◆ **Goal**
What follows is a listing; restate every line of it word for word.

Data entries
-- -- --

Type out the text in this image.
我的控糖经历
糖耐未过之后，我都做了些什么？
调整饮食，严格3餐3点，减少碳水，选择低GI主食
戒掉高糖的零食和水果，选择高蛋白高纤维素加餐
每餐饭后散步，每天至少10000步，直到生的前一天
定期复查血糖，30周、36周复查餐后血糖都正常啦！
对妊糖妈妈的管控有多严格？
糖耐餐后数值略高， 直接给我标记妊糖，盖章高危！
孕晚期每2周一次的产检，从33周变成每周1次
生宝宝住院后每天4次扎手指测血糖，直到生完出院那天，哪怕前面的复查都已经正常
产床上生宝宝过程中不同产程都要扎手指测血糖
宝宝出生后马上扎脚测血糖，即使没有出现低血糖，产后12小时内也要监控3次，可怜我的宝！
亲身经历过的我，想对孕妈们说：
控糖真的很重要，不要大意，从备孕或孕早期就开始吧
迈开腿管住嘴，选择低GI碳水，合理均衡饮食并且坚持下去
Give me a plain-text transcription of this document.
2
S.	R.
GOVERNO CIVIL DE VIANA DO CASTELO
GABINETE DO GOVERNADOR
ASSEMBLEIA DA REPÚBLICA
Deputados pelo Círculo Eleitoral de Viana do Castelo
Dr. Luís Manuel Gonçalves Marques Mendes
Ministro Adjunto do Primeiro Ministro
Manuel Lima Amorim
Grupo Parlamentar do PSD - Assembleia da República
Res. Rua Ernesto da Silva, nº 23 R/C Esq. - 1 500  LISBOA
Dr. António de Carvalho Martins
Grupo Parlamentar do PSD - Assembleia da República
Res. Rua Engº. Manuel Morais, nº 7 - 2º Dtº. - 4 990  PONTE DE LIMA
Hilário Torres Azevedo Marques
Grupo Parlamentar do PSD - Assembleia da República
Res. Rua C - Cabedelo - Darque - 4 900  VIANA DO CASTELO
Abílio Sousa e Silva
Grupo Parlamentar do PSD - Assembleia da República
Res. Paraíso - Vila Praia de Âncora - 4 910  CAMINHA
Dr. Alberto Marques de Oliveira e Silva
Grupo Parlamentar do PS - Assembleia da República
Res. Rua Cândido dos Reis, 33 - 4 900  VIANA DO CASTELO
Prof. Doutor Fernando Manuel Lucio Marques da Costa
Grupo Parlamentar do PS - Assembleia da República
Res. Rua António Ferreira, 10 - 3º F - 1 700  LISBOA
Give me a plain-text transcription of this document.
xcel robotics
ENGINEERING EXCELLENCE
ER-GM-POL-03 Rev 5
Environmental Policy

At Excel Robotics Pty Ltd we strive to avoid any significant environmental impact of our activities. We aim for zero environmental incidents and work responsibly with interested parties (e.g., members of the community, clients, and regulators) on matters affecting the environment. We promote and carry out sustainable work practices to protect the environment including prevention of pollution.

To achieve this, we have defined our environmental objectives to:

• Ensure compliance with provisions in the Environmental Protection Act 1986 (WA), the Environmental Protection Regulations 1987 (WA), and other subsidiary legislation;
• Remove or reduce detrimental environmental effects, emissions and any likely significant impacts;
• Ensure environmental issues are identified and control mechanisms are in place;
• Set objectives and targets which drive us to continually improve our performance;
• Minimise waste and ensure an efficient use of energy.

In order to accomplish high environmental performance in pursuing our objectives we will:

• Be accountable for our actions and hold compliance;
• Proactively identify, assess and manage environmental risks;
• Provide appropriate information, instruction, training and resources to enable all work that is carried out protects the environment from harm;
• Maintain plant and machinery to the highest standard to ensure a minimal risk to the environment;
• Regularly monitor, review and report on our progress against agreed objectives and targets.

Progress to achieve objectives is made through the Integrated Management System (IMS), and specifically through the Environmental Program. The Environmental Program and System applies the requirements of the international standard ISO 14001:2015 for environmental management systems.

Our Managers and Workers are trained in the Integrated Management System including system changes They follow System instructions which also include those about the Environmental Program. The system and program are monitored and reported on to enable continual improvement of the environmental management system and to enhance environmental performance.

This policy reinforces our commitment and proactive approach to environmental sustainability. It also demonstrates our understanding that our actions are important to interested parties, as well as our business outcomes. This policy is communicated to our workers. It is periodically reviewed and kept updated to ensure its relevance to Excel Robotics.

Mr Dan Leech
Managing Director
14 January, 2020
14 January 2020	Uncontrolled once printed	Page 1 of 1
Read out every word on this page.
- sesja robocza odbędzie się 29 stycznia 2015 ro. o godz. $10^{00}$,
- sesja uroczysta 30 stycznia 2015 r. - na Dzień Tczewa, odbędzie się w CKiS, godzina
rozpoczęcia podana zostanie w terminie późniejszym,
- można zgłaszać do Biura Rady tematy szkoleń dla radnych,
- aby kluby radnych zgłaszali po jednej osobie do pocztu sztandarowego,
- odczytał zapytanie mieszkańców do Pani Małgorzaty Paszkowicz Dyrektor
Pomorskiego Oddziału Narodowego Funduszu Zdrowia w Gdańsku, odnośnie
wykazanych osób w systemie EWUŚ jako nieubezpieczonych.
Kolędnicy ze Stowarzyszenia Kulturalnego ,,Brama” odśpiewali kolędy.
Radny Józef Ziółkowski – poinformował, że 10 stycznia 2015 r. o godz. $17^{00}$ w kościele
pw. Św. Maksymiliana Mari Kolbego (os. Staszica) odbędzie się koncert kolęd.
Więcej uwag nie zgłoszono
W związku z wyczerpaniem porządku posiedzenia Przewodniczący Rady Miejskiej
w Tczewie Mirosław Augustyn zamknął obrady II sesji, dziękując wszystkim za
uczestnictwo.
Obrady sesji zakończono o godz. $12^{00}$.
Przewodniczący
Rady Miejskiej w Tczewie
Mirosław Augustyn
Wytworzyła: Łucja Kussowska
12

-- -- --

◆ **Solution to the problem**
Type out the text in this image.
我的控糖经历
糖耐未过之后，我都做了些什么？
调整饮食，严格3餐3点，减少碳水，选择低GI主食
戒掉高糖的零食和水果，选择高蛋白高纤维素加餐
每餐饭后散步，每天至少10000步，直到生的前一天
定期复查血糖，30周、36周复查餐后血糖都正常啦！
对妊糖妈妈的管控有多严格？
糖耐餐后数值略高， 直接给我标记妊糖，盖章高危！
孕晚期每2周一次的产检，从33周变成每周1次
生宝宝住院后每天4次扎手指测血糖，直到生完出院那天，哪怕前面的复查都已经正常
产床上生宝宝过程中不同产程都要扎手指测血糖
宝宝出生后马上扎脚测血糖，即使没有出现低血糖，产后12小时内也要监控3次，可怜我的宝！
亲身经历过的我，想对孕妈们说：
控糖真的很重要，不要大意，从备孕或孕早期就开始吧
迈开腿管住嘴，选择低GI碳水，合理均衡饮食并且坚持下去
Give me a plain-text transcription of this document.
2
S.	R.
GOVERNO CIVIL DE VIANA DO CASTELO
GABINETE DO GOVERNADOR
ASSEMBLEIA DA REPÚBLICA
Deputados pelo Círculo Eleitoral de Viana do Castelo
Dr. Luís Manuel Gonçalves Marques Mendes
Ministro Adjunto do Primeiro Ministro
Manuel Lima Amorim
Grupo Parlamentar do PSD - Assembleia da República
Res. Rua Ernesto da Silva, nº 23 R/C Esq. - 1 500  LISBOA
Dr. António de Carvalho Martins
Grupo Parlamentar do PSD - Assembleia da República
Res. Rua Engº. Manuel Morais, nº 7 - 2º Dtº. - 4 990  PONTE DE LIMA
Hilário Torres Azevedo Marques
Grupo Parlamentar do PSD - Assembleia da República
Res. Rua C - Cabedelo - Darque - 4 900  VIANA DO CASTELO
Abílio Sousa e Silva
Grupo Parlamentar do PSD - Assembleia da República
Res. Paraíso - Vila Praia de Âncora - 4 910  CAMINHA
Dr. Alberto Marques de Oliveira e Silva
Grupo Parlamentar do PS - Assembleia da República
Res. Rua Cândido dos Reis, 33 - 4 900  VIANA DO CASTELO
Prof. Doutor Fernando Manuel Lucio Marques da Costa
Grupo Parlamentar do PS - Assembleia da República
Res. Rua António Ferreira, 10 - 3º F - 1 700  LISBOA
Give me a plain-text transcription of this document.
xcel robotics
ENGINEERING EXCELLENCE
ER-GM-POL-03 Rev 5
Environmental Policy

At Excel Robotics Pty Ltd we strive to avoid any significant environmental impact of our activities. We aim for zero environmental incidents and work responsibly with interested parties (e.g., members of the community, clients, and regulators) on matters affecting the environment. We promote and carry out sustainable work practices to protect the environment including prevention of pollution.

To achieve this, we have defined our environmental objectives to:

• Ensure compliance with provisions in the Environmental Protection Act 1986 (WA), the Environmental Protection Regulations 1987 (WA), and other subsidiary legislation;
• Remove or reduce detrimental environmental effects, emissions and any likely significant impacts;
• Ensure environmental issues are identified and control mechanisms are in place;
• Set objectives and targets which drive us to continually improve our performance;
• Minimise waste and ensure an efficient use of energy.

In order to accomplish high environmental performance in pursuing our objectives we will:

• Be accountable for our actions and hold compliance;
• Proactively identify, assess and manage environmental risks;
• Provide appropriate information, instruction, training and resources to enable all work that is carried out protects the environment from harm;
• Maintain plant and machinery to the highest standard to ensure a minimal risk to the environment;
• Regularly monitor, review and report on our progress against agreed objectives and targets.

Progress to achieve objectives is made through the Integrated Management System (IMS), and specifically through the Environmental Program. The Environmental Program and System applies the requirements of the international standard ISO 14001:2015 for environmental management systems.

Our Managers and Workers are trained in the Integrated Management System including system changes They follow System instructions which also include those about the Environmental Program. The system and program are monitored and reported on to enable continual improvement of the environmental management system and to enhance environmental performance.

This policy reinforces our commitment and proactive approach to environmental sustainability. It also demonstrates our understanding that our actions are important to interested parties, as well as our business outcomes. This policy is communicated to our workers. It is periodically reviewed and kept updated to ensure its relevance to Excel Robotics.

Mr Dan Leech
Managing Director
14 January, 2020
14 January 2020	Uncontrolled once printed	Page 1 of 1
Read out every word on this page.
- sesja robocza odbędzie się 29 stycznia 2015 ro. o godz. $10^{00}$,
- sesja uroczysta 30 stycznia 2015 r. - na Dzień Tczewa, odbędzie się w CKiS, godzina
rozpoczęcia podana zostanie w terminie późniejszym,
- można zgłaszać do Biura Rady tematy szkoleń dla radnych,
- aby kluby radnych zgłaszali po jednej osobie do pocztu sztandarowego,
- odczytał zapytanie mieszkańców do Pani Małgorzaty Paszkowicz Dyrektor
Pomorskiego Oddziału Narodowego Funduszu Zdrowia w Gdańsku, odnośnie
wykazanych osób w systemie EWUŚ jako nieubezpieczonych.
Kolędnicy ze Stowarzyszenia Kulturalnego ,,Brama” odśpiewali kolędy.
Radny Józef Ziółkowski – poinformował, że 10 stycznia 2015 r. o godz. $17^{00}$ w kościele
pw. Św. Maksymiliana Mari Kolbego (os. Staszica) odbędzie się koncert kolęd.
Więcej uwag nie zgłoszono
W związku z wyczerpaniem porządku posiedzenia Przewodniczący Rady Miejskiej
w Tczewie Mirosław Augustyn zamknął obrady II sesji, dziękując wszystkim za
uczestnictwo.
Obrady sesji zakończono o godz. $12^{00}$.
Przewodniczący
Rady Miejskiej w Tczewie
Mirosław Augustyn
Wytworzyła: Łucja Kussowska
12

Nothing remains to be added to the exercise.